**Stated goal**
Extract the text of each entry below exactly, leaving every image behind.

[Dataset rows]
◆ ◆ ◆
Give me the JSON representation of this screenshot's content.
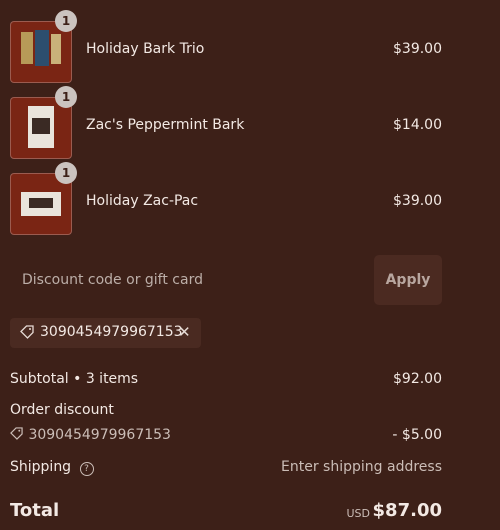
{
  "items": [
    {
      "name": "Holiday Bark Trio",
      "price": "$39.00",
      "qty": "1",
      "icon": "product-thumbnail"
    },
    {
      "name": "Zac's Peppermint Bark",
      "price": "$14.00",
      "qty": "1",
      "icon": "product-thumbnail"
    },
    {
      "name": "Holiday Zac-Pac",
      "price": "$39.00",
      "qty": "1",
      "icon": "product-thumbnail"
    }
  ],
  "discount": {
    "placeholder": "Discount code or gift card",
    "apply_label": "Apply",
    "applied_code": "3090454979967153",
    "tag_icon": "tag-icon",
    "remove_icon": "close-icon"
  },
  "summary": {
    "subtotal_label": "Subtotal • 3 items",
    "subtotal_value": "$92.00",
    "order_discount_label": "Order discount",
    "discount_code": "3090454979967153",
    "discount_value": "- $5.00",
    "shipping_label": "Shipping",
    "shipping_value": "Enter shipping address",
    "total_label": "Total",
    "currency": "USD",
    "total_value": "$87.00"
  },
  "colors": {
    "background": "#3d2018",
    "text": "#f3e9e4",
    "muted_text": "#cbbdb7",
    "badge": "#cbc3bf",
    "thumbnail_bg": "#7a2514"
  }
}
◆ ◆ ◆
**The reply**
Give me the JSON representation of this screenshot's content.
{
  "items": [
    {
      "name": "Holiday Bark Trio",
      "price": "$39.00",
      "qty": "1",
      "icon": "product-thumbnail"
    },
    {
      "name": "Zac's Peppermint Bark",
      "price": "$14.00",
      "qty": "1",
      "icon": "product-thumbnail"
    },
    {
      "name": "Holiday Zac-Pac",
      "price": "$39.00",
      "qty": "1",
      "icon": "product-thumbnail"
    }
  ],
  "discount": {
    "placeholder": "Discount code or gift card",
    "apply_label": "Apply",
    "applied_code": "3090454979967153",
    "tag_icon": "tag-icon",
    "remove_icon": "close-icon"
  },
  "summary": {
    "subtotal_label": "Subtotal • 3 items",
    "subtotal_value": "$92.00",
    "order_discount_label": "Order discount",
    "discount_code": "3090454979967153",
    "discount_value": "- $5.00",
    "shipping_label": "Shipping",
    "shipping_value": "Enter shipping address",
    "total_label": "Total",
    "currency": "USD",
    "total_value": "$87.00"
  },
  "colors": {
    "background": "#3d2018",
    "text": "#f3e9e4",
    "muted_text": "#cbbdb7",
    "badge": "#cbc3bf",
    "thumbnail_bg": "#7a2514"
  }
}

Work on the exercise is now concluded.